> **Figure collection entries**:
>>>
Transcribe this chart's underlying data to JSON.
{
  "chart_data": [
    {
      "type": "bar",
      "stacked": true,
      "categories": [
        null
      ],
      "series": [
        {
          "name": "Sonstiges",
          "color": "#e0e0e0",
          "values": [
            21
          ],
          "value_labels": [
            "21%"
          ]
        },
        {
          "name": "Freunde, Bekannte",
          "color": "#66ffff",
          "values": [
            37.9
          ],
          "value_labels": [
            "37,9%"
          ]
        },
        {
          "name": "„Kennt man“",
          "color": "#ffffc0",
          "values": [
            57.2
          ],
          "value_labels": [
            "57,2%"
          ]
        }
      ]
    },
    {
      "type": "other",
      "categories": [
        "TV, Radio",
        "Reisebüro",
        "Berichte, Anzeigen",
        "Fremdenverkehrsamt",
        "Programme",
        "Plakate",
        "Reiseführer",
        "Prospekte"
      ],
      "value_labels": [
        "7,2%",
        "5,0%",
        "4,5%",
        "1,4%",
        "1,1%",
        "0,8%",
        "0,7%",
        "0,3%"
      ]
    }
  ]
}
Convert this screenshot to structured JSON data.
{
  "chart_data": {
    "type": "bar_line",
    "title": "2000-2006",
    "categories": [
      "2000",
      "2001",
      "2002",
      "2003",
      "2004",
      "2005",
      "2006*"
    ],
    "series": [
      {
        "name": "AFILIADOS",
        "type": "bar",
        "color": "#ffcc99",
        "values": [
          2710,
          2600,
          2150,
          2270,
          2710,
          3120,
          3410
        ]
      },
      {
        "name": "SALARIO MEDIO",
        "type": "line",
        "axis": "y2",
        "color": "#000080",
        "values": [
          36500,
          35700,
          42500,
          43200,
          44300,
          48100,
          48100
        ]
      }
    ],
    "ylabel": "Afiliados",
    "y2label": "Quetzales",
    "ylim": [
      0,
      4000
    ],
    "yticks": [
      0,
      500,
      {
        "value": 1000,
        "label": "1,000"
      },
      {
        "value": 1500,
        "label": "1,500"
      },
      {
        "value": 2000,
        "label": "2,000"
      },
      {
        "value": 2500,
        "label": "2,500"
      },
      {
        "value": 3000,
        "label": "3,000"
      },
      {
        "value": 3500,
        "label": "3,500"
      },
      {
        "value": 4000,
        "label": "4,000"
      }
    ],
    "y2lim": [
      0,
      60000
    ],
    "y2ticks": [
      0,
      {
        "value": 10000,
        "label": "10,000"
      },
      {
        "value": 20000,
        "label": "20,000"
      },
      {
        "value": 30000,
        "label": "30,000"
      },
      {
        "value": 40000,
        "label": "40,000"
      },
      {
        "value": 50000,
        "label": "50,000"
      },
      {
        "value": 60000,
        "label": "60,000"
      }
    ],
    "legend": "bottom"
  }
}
<<<
> **To be done**:
Search the data for the string "JSON". List each line that has it.

> **Solution to this problem**:
Transcribe this chart's underlying data to JSON.
Convert this screenshot to structured JSON data.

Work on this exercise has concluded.